PROBLEM REQUIREMENTS:
Give the entries back exactly, dropping each image.
------
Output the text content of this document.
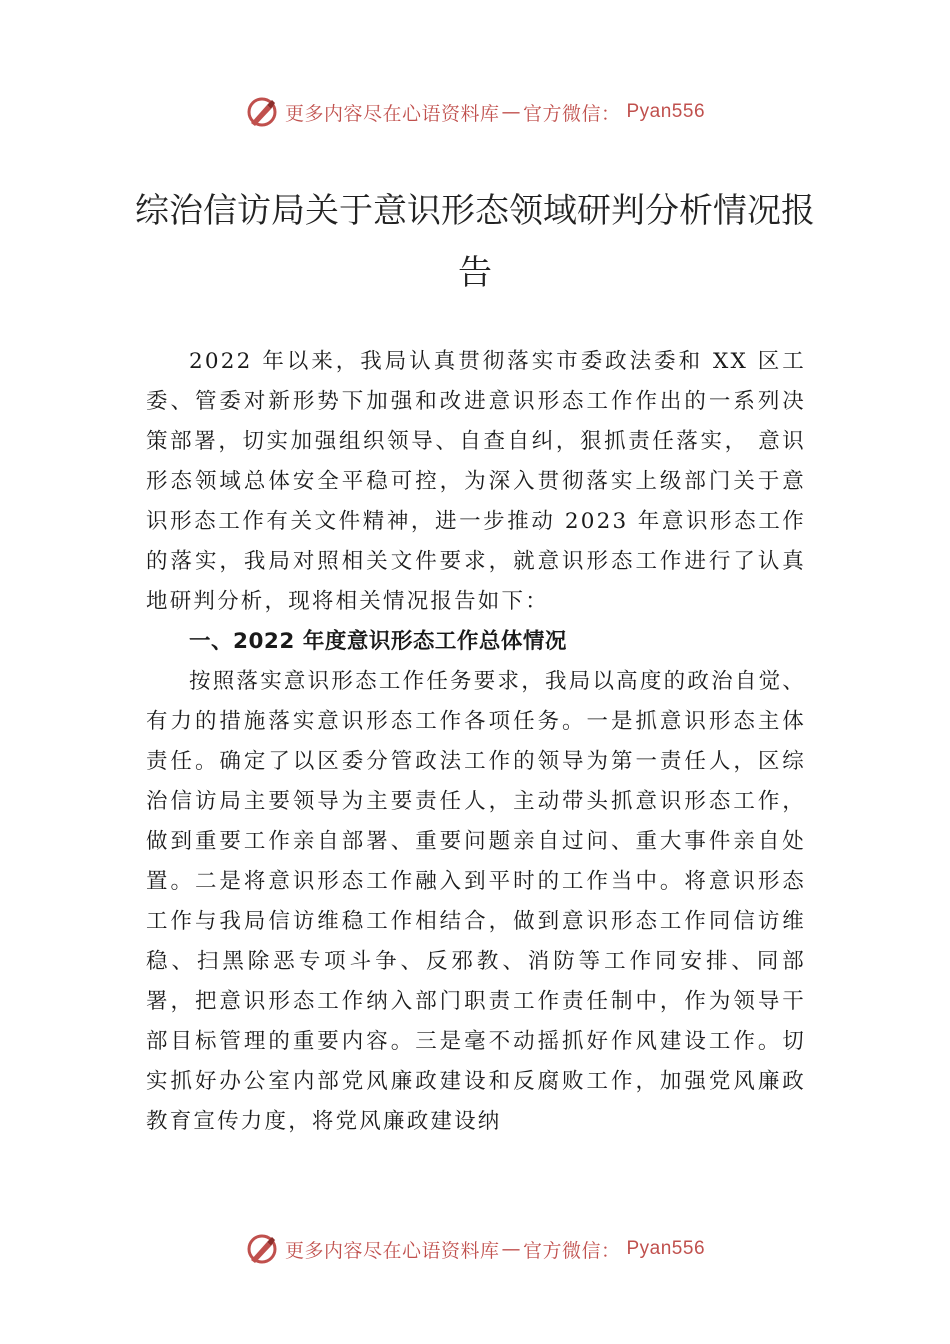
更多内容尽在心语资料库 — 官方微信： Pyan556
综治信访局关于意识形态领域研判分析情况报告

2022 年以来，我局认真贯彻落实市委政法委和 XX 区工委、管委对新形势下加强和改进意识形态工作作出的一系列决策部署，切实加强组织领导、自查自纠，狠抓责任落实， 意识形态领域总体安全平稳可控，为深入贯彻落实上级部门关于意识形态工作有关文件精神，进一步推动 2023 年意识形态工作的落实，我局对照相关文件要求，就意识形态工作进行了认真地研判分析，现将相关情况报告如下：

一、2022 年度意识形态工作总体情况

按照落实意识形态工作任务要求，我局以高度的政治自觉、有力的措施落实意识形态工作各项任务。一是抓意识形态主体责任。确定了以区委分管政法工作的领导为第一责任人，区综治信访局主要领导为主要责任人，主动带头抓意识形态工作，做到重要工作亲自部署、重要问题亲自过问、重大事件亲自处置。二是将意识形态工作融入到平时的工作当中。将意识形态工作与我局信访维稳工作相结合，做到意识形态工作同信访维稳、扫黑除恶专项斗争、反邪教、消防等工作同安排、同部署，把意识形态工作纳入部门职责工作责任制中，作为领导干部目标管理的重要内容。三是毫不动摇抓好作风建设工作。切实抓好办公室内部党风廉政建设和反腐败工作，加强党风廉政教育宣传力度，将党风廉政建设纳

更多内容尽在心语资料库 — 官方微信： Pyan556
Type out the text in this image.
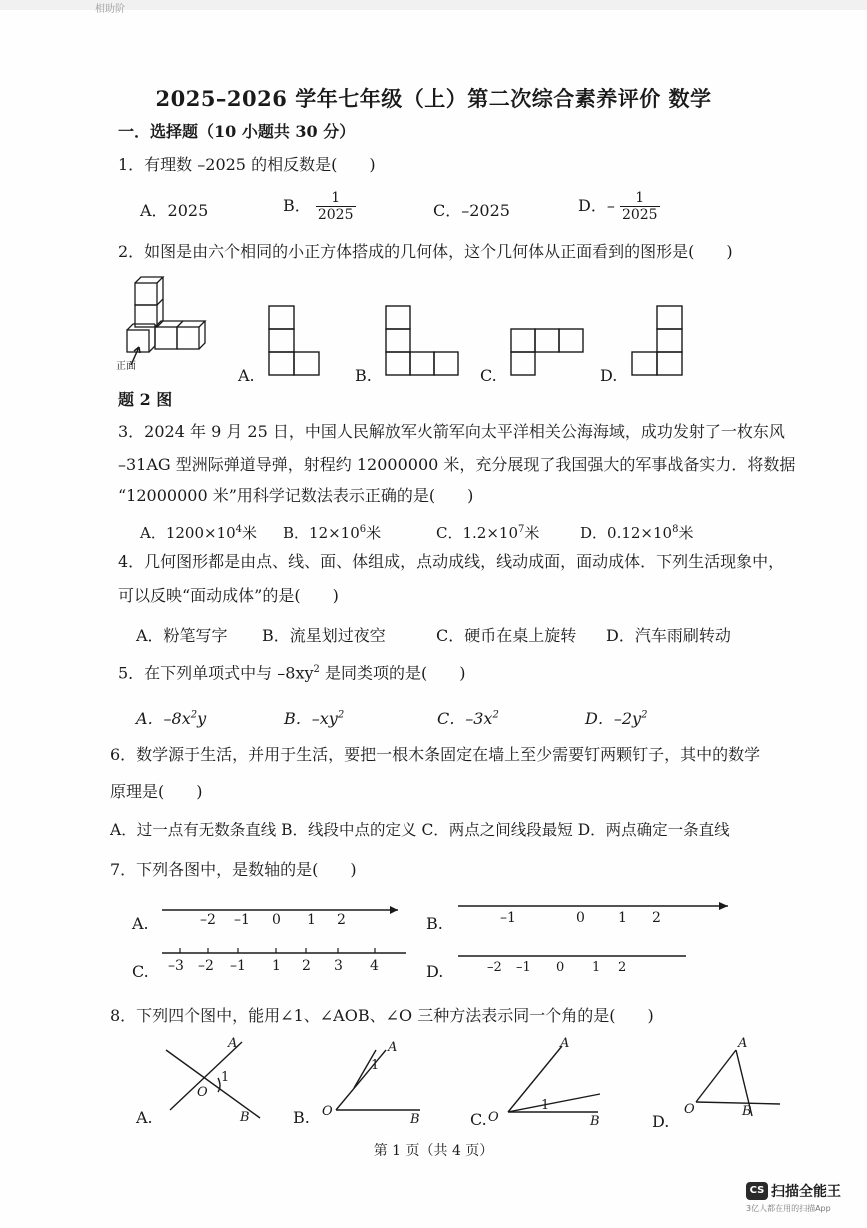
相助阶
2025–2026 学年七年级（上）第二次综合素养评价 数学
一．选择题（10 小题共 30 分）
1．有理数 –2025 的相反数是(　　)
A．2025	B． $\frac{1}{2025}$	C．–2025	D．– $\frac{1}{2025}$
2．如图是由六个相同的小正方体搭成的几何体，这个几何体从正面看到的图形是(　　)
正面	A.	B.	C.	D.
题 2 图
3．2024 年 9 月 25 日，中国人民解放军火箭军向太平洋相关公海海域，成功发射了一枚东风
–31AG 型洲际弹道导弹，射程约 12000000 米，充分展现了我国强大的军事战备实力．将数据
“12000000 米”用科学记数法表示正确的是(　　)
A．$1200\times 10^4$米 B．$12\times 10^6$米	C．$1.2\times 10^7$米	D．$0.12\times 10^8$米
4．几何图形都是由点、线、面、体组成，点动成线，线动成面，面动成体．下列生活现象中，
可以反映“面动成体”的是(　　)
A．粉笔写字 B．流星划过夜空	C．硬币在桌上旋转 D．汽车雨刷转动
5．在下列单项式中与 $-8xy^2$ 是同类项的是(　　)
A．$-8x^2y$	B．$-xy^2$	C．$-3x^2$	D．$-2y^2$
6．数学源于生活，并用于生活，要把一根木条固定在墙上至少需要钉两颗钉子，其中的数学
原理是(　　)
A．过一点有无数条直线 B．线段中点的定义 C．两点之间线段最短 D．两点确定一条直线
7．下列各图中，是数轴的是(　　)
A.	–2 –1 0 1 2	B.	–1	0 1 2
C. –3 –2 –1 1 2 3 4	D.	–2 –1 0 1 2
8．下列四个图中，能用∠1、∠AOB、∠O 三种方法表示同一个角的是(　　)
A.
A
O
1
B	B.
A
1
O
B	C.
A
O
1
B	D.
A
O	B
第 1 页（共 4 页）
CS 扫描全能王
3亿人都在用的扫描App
------
SOLVED PROBLEM:
Output the text content of this document.
更多内容尽在心语资料库 — 官方微信： Pyan556
综治信访局关于意识形态领域研判分析情况报告

2022 年以来，我局认真贯彻落实市委政法委和 XX 区工委、管委对新形势下加强和改进意识形态工作作出的一系列决策部署，切实加强组织领导、自查自纠，狠抓责任落实， 意识形态领域总体安全平稳可控，为深入贯彻落实上级部门关于意识形态工作有关文件精神，进一步推动 2023 年意识形态工作的落实，我局对照相关文件要求，就意识形态工作进行了认真地研判分析，现将相关情况报告如下：

一、2022 年度意识形态工作总体情况

按照落实意识形态工作任务要求，我局以高度的政治自觉、有力的措施落实意识形态工作各项任务。一是抓意识形态主体责任。确定了以区委分管政法工作的领导为第一责任人，区综治信访局主要领导为主要责任人，主动带头抓意识形态工作，做到重要工作亲自部署、重要问题亲自过问、重大事件亲自处置。二是将意识形态工作融入到平时的工作当中。将意识形态工作与我局信访维稳工作相结合，做到意识形态工作同信访维稳、扫黑除恶专项斗争、反邪教、消防等工作同安排、同部署，把意识形态工作纳入部门职责工作责任制中，作为领导干部目标管理的重要内容。三是毫不动摇抓好作风建设工作。切实抓好办公室内部党风廉政建设和反腐败工作，加强党风廉政教育宣传力度，将党风廉政建设纳

更多内容尽在心语资料库 — 官方微信： Pyan556
Type out the text in this image.
相助阶
2025–2026 学年七年级（上）第二次综合素养评价 数学
一．选择题（10 小题共 30 分）
1．有理数 –2025 的相反数是(　　)
A．2025	B． $\frac{1}{2025}$	C．–2025	D．– $\frac{1}{2025}$
2．如图是由六个相同的小正方体搭成的几何体，这个几何体从正面看到的图形是(　　)
正面	A.	B.	C.	D.
题 2 图
3．2024 年 9 月 25 日，中国人民解放军火箭军向太平洋相关公海海域，成功发射了一枚东风
–31AG 型洲际弹道导弹，射程约 12000000 米，充分展现了我国强大的军事战备实力．将数据
“12000000 米”用科学记数法表示正确的是(　　)
A．$1200\times 10^4$米 B．$12\times 10^6$米	C．$1.2\times 10^7$米	D．$0.12\times 10^8$米
4．几何图形都是由点、线、面、体组成，点动成线，线动成面，面动成体．下列生活现象中，
可以反映“面动成体”的是(　　)
A．粉笔写字 B．流星划过夜空	C．硬币在桌上旋转 D．汽车雨刷转动
5．在下列单项式中与 $-8xy^2$ 是同类项的是(　　)
A．$-8x^2y$	B．$-xy^2$	C．$-3x^2$	D．$-2y^2$
6．数学源于生活，并用于生活，要把一根木条固定在墙上至少需要钉两颗钉子，其中的数学
原理是(　　)
A．过一点有无数条直线 B．线段中点的定义 C．两点之间线段最短 D．两点确定一条直线
7．下列各图中，是数轴的是(　　)
A.	–2 –1 0 1 2	B.	–1	0 1 2
C. –3 –2 –1 1 2 3 4	D.	–2 –1 0 1 2
8．下列四个图中，能用∠1、∠AOB、∠O 三种方法表示同一个角的是(　　)
A.
A
O
1
B	B.
A
1
O
B	C.
A
O
1
B	D.
A
O	B
第 1 页（共 4 页）
CS 扫描全能王
3亿人都在用的扫描App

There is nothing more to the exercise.